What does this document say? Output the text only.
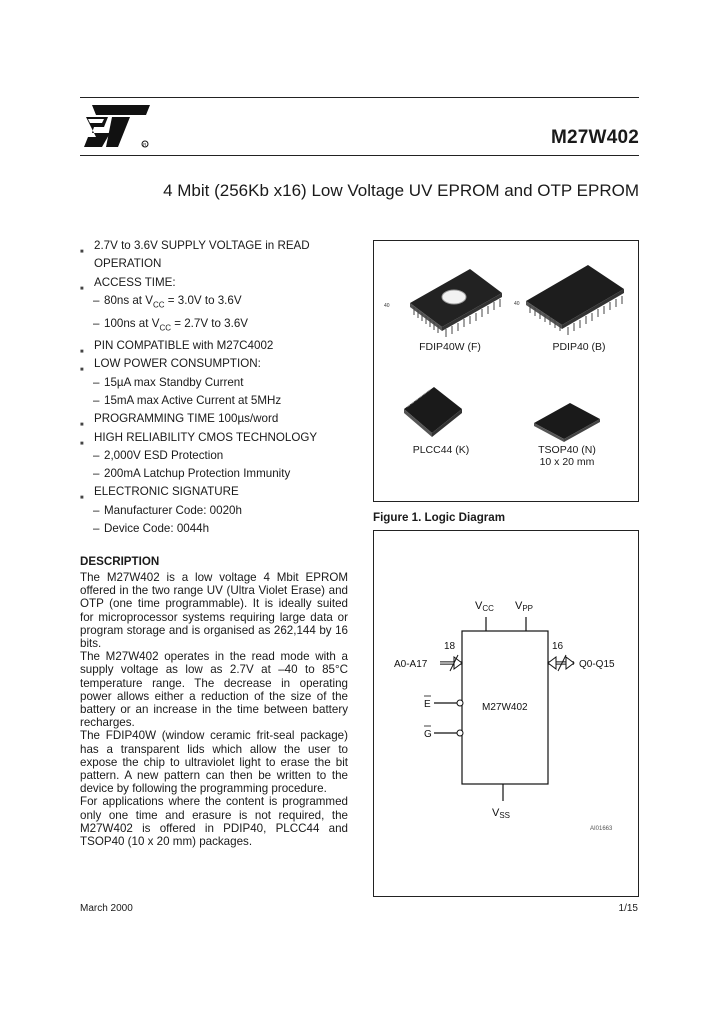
R	M27W402
4 Mbit (256Kb x16) Low Voltage UV EPROM and OTP EPROM
■ 2.7V to 3.6V SUPPLY VOLTAGE in READ OPERATION
■ ACCESS TIME:
– 80ns at $V_{CC} = 3.0V$ to 3.6V
– 100ns at $V_{CC} = 2.7V$ to 3.6V
■ PIN COMPATIBLE with M27C4002
■ LOW POWER CONSUMPTION:
– 15µA max Standby Current
– 15mA max Active Current at 5MHz
■ PROGRAMMING TIME 100µs/word
■ HIGH RELIABILITY CMOS TECHNOLOGY
– 2,000V ESD Protection
– 200mA Latchup Protection Immunity
■ ELECTRONIC SIGNATURE
– Manufacturer Code: 0020h
– Device Code: 0044h
40	40
FDIP40W (F)	PDIP40 (B)
PLCC44 (K)	TSOP40 (N)
10 x 20 mm
Figure 1. Logic Diagram
VCC VPP
VSS
18
A0-A17
16
Q0-Q15
M27W402
E
G
AI01663
DESCRIPTION

The M27W402 is a low voltage 4 Mbit EPROM offered in the two range UV (Ultra Violet Erase) and OTP (one time programmable). It is ideally suited for microprocessor systems requiring large data or program storage and is organised as 262,144 by 16 bits.

The M27W402 operates in the read mode with a supply voltage as low as 2.7V at –40 to 85°C temperature range. The decrease in operating power allows either a reduction of the size of the battery or an increase in the time between battery recharges.

The FDIP40W (window ceramic frit-seal package) has a transparent lids which allow the user to expose the chip to ultraviolet light to erase the bit pattern. A new pattern can then be written to the device by following the programming procedure.

For applications where the content is programmed only one time and erasure is not required, the M27W402 is offered in PDIP40, PLCC44 and TSOP40 (10 x 20 mm) packages.

March 2000	1/15
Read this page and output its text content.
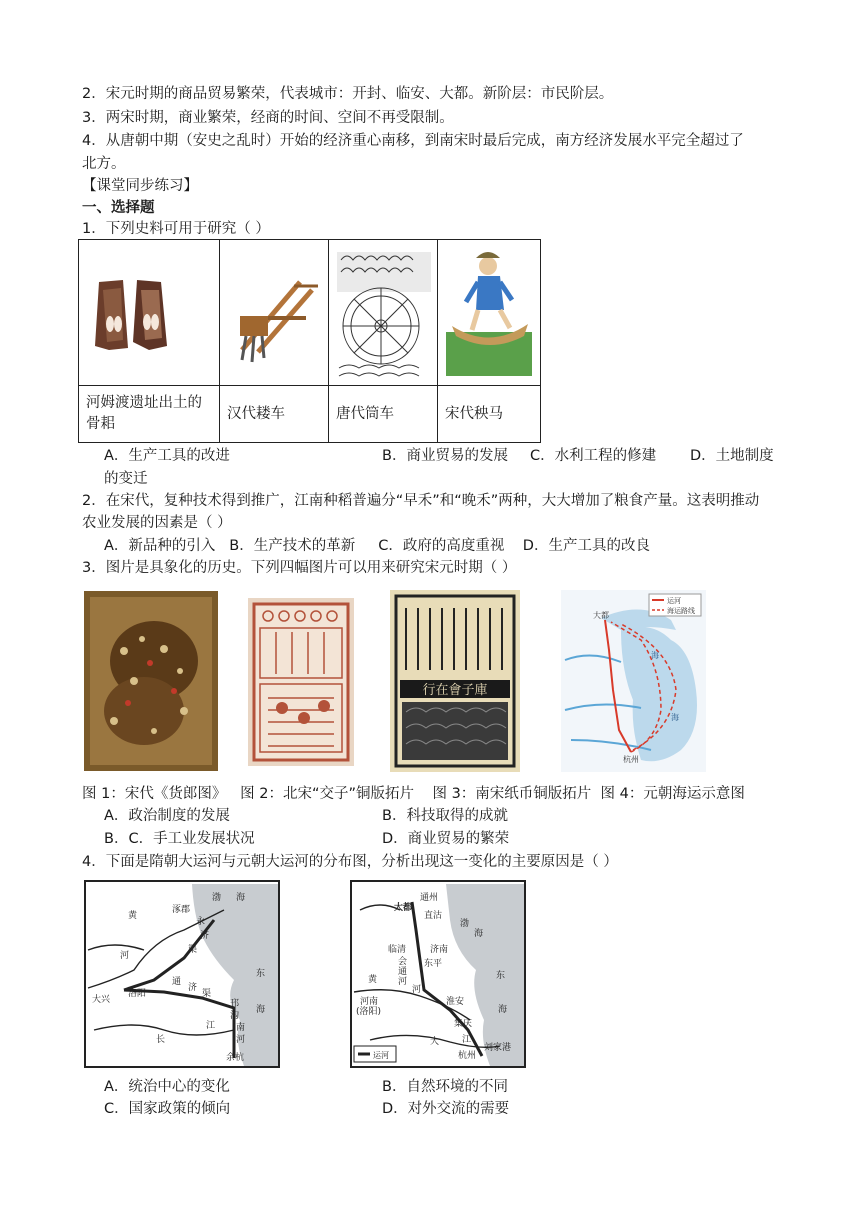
2．宋元时期的商品贸易繁荣，代表城市：开封、临安、大都。新阶层：市民阶层。
3．两宋时期，商业繁荣，经商的时间、空间不再受限制。
4．从唐朝中期（安史之乱时）开始的经济重心南移，到南宋时最后完成，南方经济发展水平完全超过了
北方。
【课堂同步练习】
一、选择题
1．下列史料可用于研究（ ）

河姆渡遗址出土的
骨耜	汉代耧车	唐代筒车	宋代秧马
A．生产工具的改进	B．商业贸易的发展 C．水利工程的修建 D．土地制度
的变迁
2．在宋代，复种技术得到推广，江南种稻普遍分“早禾”和“晚禾”两种，大大增加了粮食产量。这表明推动
农业发展的因素是（ ）
A．新品种的引入   B．生产技术的革新     C．政府的高度重视    D．生产工具的改良
3．图片是具象化的历史。下列四幅图片可以用来研究宋元时期（ ）
行在會子庫
运河
海运路线
大都
海
海
杭州
图 1：宋代《货郎图》   图 2：北宋“交子”铜版拓片    图 3：南宋纸币铜版拓片  图 4：元朝海运示意图
A．政治制度的发展	B．科技取得的成就
B．C．手工业发展状况	D．商业贸易的繁荣
4．下面是隋朝大运河与元朝大运河的分布图，分析出现这一变化的主要原因是（ ）
涿郡
永
济
渠
黄
河
通
济
渠
渤 海
东
海
大兴
洛阳
邗
沟
江 南
河
长
余杭
大都
通州
直沽
临清	济南
会
通
河
东平
黄
河
河南
(洛阳)
渤
海
东
海
淮安
集庆
大	江
杭州
刘家港
运河
A．统治中心的变化	B．自然环境的不同
C．国家政策的倾向	D．对外交流的需要
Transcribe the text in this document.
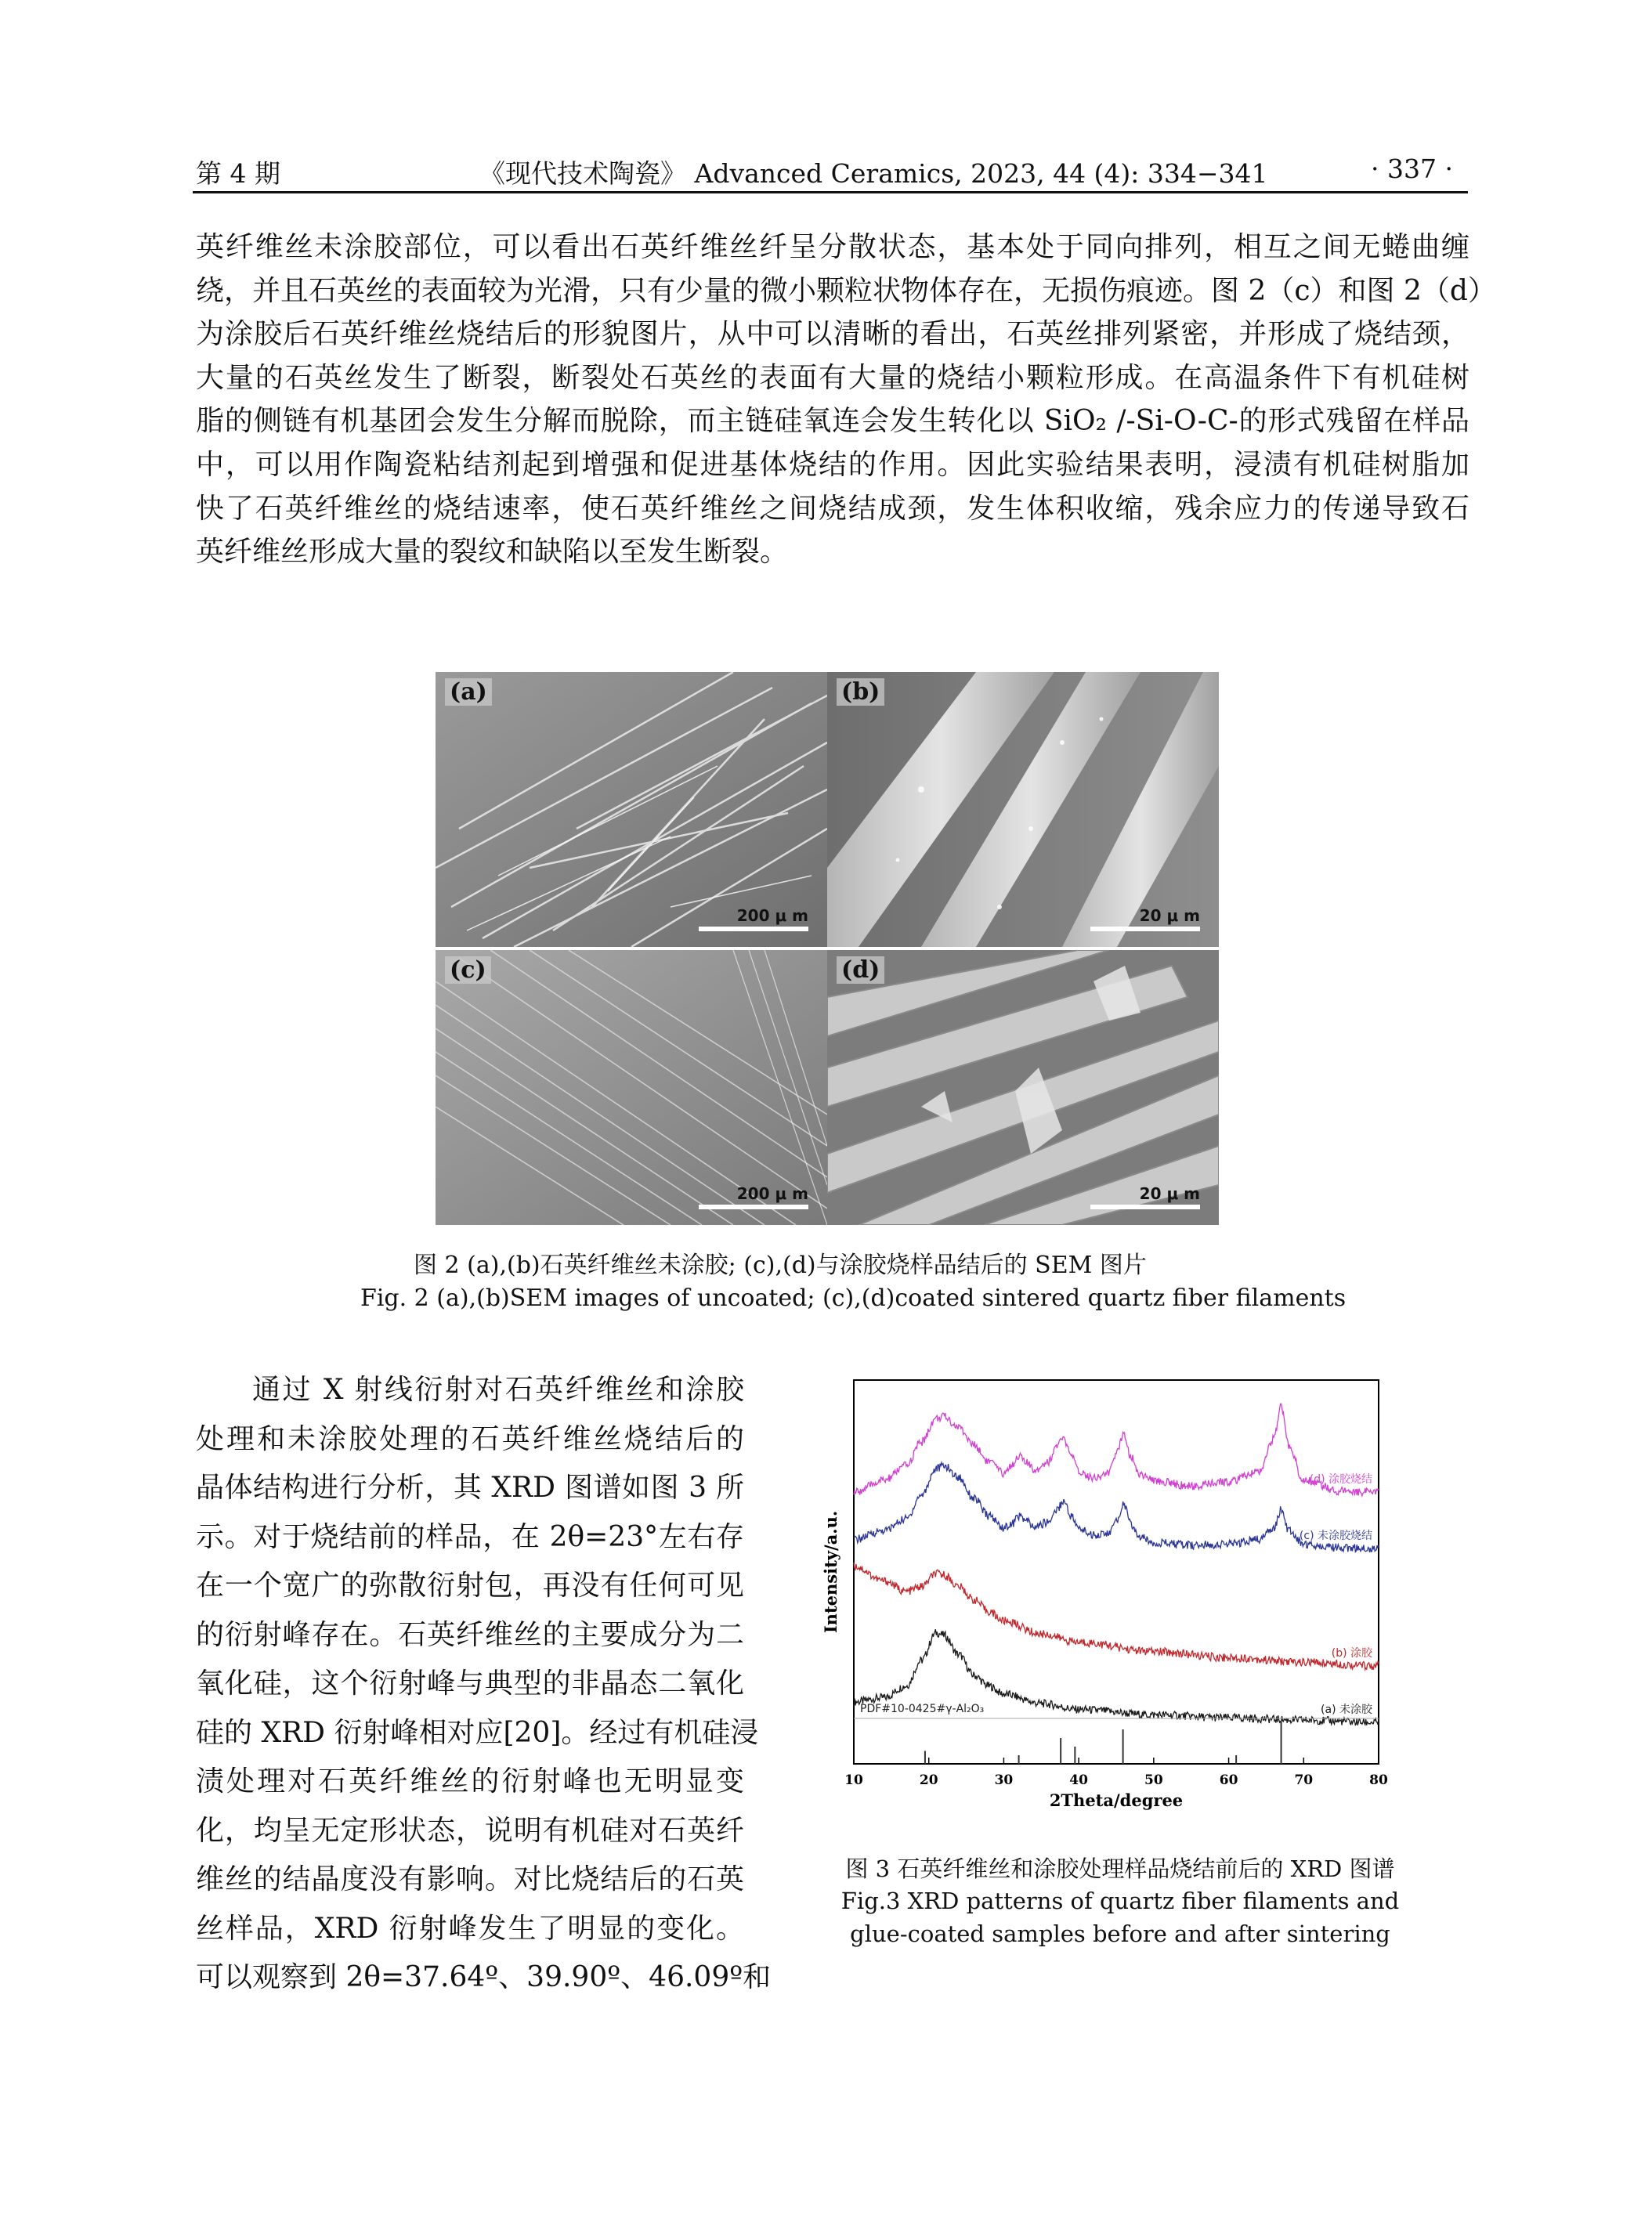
第 4 期	《现代技术陶瓷》 Advanced Ceramics, 2023, 44 (4): 334−341	· 337 ·
英纤维丝未涂胶部位，可以看出石英纤维丝纤呈分散状态，基本处于同向排列，相互之间无蜷曲缠
绕，并且石英丝的表面较为光滑，只有少量的微小颗粒状物体存在，无损伤痕迹。图 2（c）和图 2（d）
为涂胶后石英纤维丝烧结后的形貌图片，从中可以清晰的看出，石英丝排列紧密，并形成了烧结颈，
大量的石英丝发生了断裂，断裂处石英丝的表面有大量的烧结小颗粒形成。在高温条件下有机硅树
脂的侧链有机基团会发生分解而脱除，而主链硅氧连会发生转化以 SiO₂ /-Si-O-C-的形式残留在样品
中，可以用作陶瓷粘结剂起到增强和促进基体烧结的作用。因此实验结果表明，浸渍有机硅树脂加
快了石英纤维丝的烧结速率，使石英纤维丝之间烧结成颈，发生体积收缩，残余应力的传递导致石
英纤维丝形成大量的裂纹和缺陷以至发生断裂。
(a)
200 μ m
(b)
20 μ m
(c)
200 μ m
(d)
20 μ m
图 2 (a),(b)石英纤维丝未涂胶; (c),(d)与涂胶烧样品结后的 SEM 图片
Fig. 2 (a),(b)SEM images of uncoated; (c),(d)coated sintered quartz fiber filaments
通过 X 射线衍射对石英纤维丝和涂胶
处理和未涂胶处理的石英纤维丝烧结后的
晶体结构进行分析，其 XRD 图谱如图 3 所
示。对于烧结前的样品，在 2θ=23°左右存
在一个宽广的弥散衍射包，再没有任何可见
的衍射峰存在。石英纤维丝的主要成分为二
氧化硅，这个衍射峰与典型的非晶态二氧化
硅的 XRD 衍射峰相对应[20]。经过有机硅浸
渍处理对石英纤维丝的衍射峰也无明显变
化，均呈无定形状态，说明有机硅对石英纤
维丝的结晶度没有影响。对比烧结后的石英
丝样品，XRD 衍射峰发生了明显的变化。
可以观察到 2θ=37.64º、39.90º、46.09º和
PDF#10-0425#γ-Al₂O₃	(a) 未涂胶
(b) 涂胶
(c) 未涂胶烧结
(d) 涂胶烧结
10	20	30	40	50	60	70	80
2Theta/degree
Intensity/a.u.
图 3 石英纤维丝和涂胶处理样品烧结前后的 XRD 图谱
Fig.3 XRD patterns of quartz fiber filaments and
glue-coated samples before and after sintering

Exercise task | Find each line with the string "EPROM" and copy it out.

Solution below |
4 Mbit (256Kb x16) Low Voltage UV EPROM and OTP EPROM
The M27W402 is a low voltage 4 Mbit EPROM offered in the two range UV (Ultra Violet Erase) and OTP (one time programmable). It is ideally suited for microprocessor systems requiring large data or program storage and is organised as 262,144 by 16 bits.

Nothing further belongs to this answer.